Written problem —
Say how many lines contain the word "Confidence". Only the number should be given.

Items —
◇ ◇ ◇

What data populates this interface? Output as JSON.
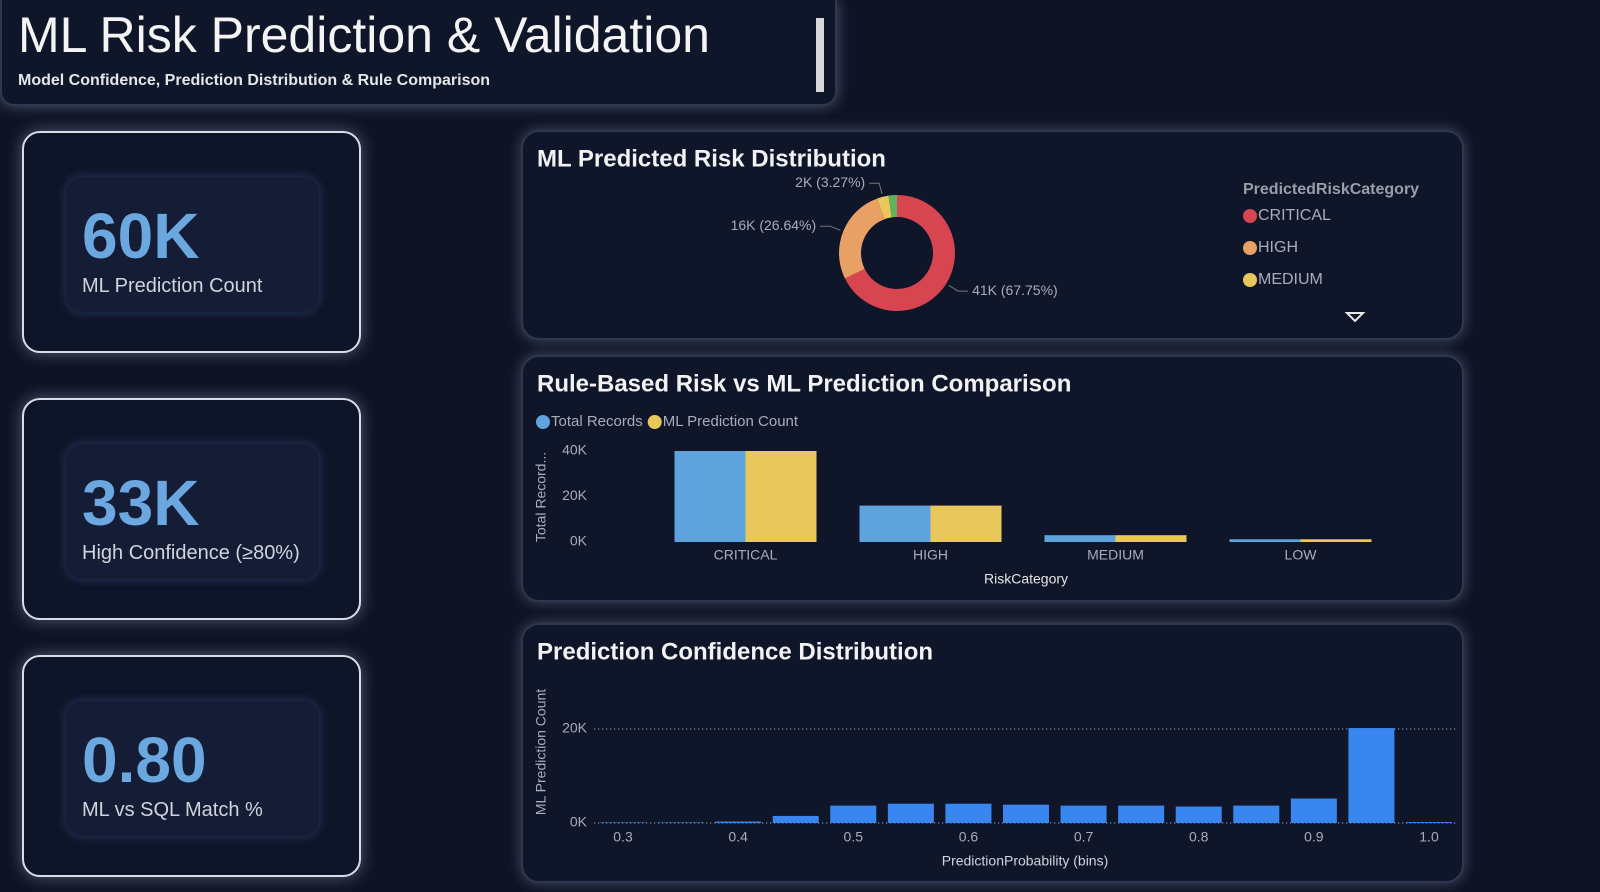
{
  "header": {
    "title": "ML Risk Prediction & Validation",
    "subtitle": "Model Confidence, Prediction Distribution & Rule Comparison"
  },
  "kpis": [
    {
      "value": "60K",
      "label": "ML Prediction Count"
    },
    {
      "value": "33K",
      "label": "High Confidence (≥80%)"
    },
    {
      "value": "0.80",
      "label": "ML vs SQL Match %"
    }
  ],
  "chart_data": [
    {
      "type": "pie",
      "title": "ML Predicted Risk Distribution",
      "legend_title": "PredictedRiskCategory",
      "categories": [
        "CRITICAL",
        "HIGH",
        "MEDIUM",
        null
      ],
      "values": [
        67.75,
        26.64,
        3.27,
        2.34
      ],
      "value_labels": [
        "41K (67.75%)",
        "16K (26.64%)",
        "2K (3.27%)",
        null
      ],
      "colors": [
        "#d64550",
        "#e8a065",
        "#e8c85a",
        "#5fb35f"
      ],
      "legend": "top-right"
    },
    {
      "type": "bar",
      "title": "Rule-Based Risk vs ML Prediction Comparison",
      "categories": [
        "CRITICAL",
        "HIGH",
        "MEDIUM",
        "LOW"
      ],
      "series": [
        {
          "name": "Total Records",
          "color": "#5fa3dc",
          "values": [
            40000,
            16000,
            3000,
            1200
          ]
        },
        {
          "name": "ML Prediction Count",
          "color": "#e8c85a",
          "values": [
            40000,
            16000,
            3000,
            1200
          ]
        }
      ],
      "x_label": "RiskCategory",
      "y_label": "Total Record...",
      "ylim": [
        0,
        40000
      ],
      "yticks": [
        {
          "value": 0,
          "label": "0K"
        },
        {
          "value": 20000,
          "label": "20K"
        },
        {
          "value": 40000,
          "label": "40K"
        }
      ],
      "grid": false,
      "legend": "top-left"
    },
    {
      "type": "bar",
      "title": "Prediction Confidence Distribution",
      "x": [
        0.3,
        0.35,
        0.4,
        0.45,
        0.5,
        0.55,
        0.6,
        0.65,
        0.7,
        0.75,
        0.8,
        0.85,
        0.9,
        0.95,
        1.0
      ],
      "values": [
        100,
        100,
        300,
        1500,
        3700,
        4100,
        4100,
        3900,
        3700,
        3700,
        3500,
        3700,
        5200,
        20200,
        200
      ],
      "color": "#3a86f0",
      "x_label": "PredictionProbability (bins)",
      "y_label": "ML Prediction Count",
      "xlim": [
        0.275,
        1.025
      ],
      "xticks": [
        0.3,
        0.4,
        0.5,
        0.6,
        0.7,
        0.8,
        0.9,
        {
          "value": 1,
          "label": "1.0"
        }
      ],
      "ylim": [
        0,
        25000
      ],
      "yticks": [
        {
          "value": 0,
          "label": "0K"
        },
        {
          "value": 20000,
          "label": "20K"
        }
      ],
      "grid": true
    }
  ]
}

◇ ◇ ◇

Response for this exercise —
3